» **TEXTE FOURNI**:
"""

La candidature de Marine Le Pen à l'élection présidentielle de 2027 est désormais officialisée, après la décision de la cour d'appel de Paris, mardi 7 juillet, de lever son inéligibilité. Le Rassemblement national a immédiatement activé son site de campagne, dévoilant une affiche représentant la dirigeante dans une posture solennelle, accompagnée du slogan « Pour la France, la Renaissance ». Ce retournement de situation a brutalement modifié les plans du parti: Jordan Bardella, le président du RN âgé de 30 ans, qui se préparait depuis des mois à mener sa première campagne présidentielle, se retrouve relégué au second rang.

Donné favori par les sondages, Bardella avait déjà « tout préparé » pour lancer sa propre candidature. Son équipe avait conçu visuels, slogans et site de campagne. Mais le jugement favorable à Marine Le Pen a fait basculer la donne. « Quand vous êtes prêt à lâcher les chevaux, et qu’on vous dit brutalement "en fait non", c’est presque physique. Il y a un relâchement de la tension, sans atterrissage », confie un proche du député européen. En public, Bardella affiche un visage fermé, contrastant avec le large sourire de Marine Le Pen. Il assure néanmoins que leur relation de confiance reste intacte.

"""

» **EXTRAIT DE DONNÉES**:
"""

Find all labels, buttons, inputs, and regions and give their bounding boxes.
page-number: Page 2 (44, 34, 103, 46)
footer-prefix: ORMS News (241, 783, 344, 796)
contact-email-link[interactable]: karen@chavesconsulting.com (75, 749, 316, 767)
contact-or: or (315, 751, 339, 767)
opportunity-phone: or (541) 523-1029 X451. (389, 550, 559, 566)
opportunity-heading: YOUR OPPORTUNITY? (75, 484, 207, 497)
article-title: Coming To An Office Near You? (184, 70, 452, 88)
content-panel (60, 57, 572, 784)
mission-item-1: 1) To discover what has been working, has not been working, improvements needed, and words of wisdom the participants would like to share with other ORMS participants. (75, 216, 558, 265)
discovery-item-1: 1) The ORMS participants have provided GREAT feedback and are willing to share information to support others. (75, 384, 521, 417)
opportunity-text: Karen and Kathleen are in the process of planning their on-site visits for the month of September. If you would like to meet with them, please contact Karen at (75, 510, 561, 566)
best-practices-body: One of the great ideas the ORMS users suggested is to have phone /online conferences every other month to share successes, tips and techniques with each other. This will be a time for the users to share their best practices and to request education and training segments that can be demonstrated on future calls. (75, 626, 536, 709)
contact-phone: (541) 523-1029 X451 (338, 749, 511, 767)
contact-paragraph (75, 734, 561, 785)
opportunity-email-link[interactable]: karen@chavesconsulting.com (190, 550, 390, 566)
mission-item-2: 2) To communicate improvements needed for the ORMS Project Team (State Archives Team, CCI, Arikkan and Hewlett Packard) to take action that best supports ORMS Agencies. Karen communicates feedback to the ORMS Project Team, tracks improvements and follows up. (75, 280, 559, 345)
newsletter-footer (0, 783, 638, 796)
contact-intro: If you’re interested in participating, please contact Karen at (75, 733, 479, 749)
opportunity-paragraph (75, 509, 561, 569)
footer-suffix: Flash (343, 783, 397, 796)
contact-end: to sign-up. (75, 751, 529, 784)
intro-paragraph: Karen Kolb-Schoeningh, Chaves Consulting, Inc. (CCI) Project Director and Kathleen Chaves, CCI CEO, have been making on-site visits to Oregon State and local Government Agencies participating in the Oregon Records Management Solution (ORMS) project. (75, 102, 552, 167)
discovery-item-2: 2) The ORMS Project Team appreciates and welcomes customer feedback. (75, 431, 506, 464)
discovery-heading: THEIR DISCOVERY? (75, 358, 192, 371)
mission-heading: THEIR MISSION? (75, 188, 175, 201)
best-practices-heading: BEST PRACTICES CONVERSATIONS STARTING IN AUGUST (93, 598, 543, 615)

"""

» **CONSIGNE DE TRAVAIL**:
Reprenez s'il vous plaît l'article sur la candidature de Marine Le Pen en 2027, et écrivez sa suite à partir de sa dernière phrase.

» **EXERCICE CORRIGÉ**:
Dès le lendemain du jugement, le duo s'est rendu à La Flèche, dans la Sarthe. Interrogé par les journalistes, Bardella a déclaré: « Ce n’est ni du soulagement, ni de la déception, la campagne démarre […] et je me réjouis que Marine puisse porter nos couleurs. » Mais en privé, il aurait mis plusieurs jours à digérer ce retournement, selon plusieurs cadres du parti. L'eurodéputé Gilles Pennelle, proche du président du RN, a souligné la solidité de leur entente: « Ils ont une relation de confiance et d’amitié très forte. Il mènera la campagne au service de Marine Le Pen. »

Le rôle exact de Bardella dans les mois à venir suscite des interrogations, tant il avait tenté d'imprimer sa marque sur la ligne du parti. Ces derniers mois, il avait osé des désaccords publics avec Marine Le Pen sur les retraites ou la taxation des superprofits, et même proposé de revenir sur l'interdiction du voile dans l'espace public, une mesure phare du RN. Dans un entretien au Figaro le 13 juillet, il a prévenu: « Je vais évidemment continuer à jouer un rôle de premier plan. Un parti sans discussion et des chefs entourés de silence, cela n’existe pas. » Un député UDR allié du RN a regretté en creux que la candidature Le Pen soit « moins pro-business » que celle envisagée par Bardella.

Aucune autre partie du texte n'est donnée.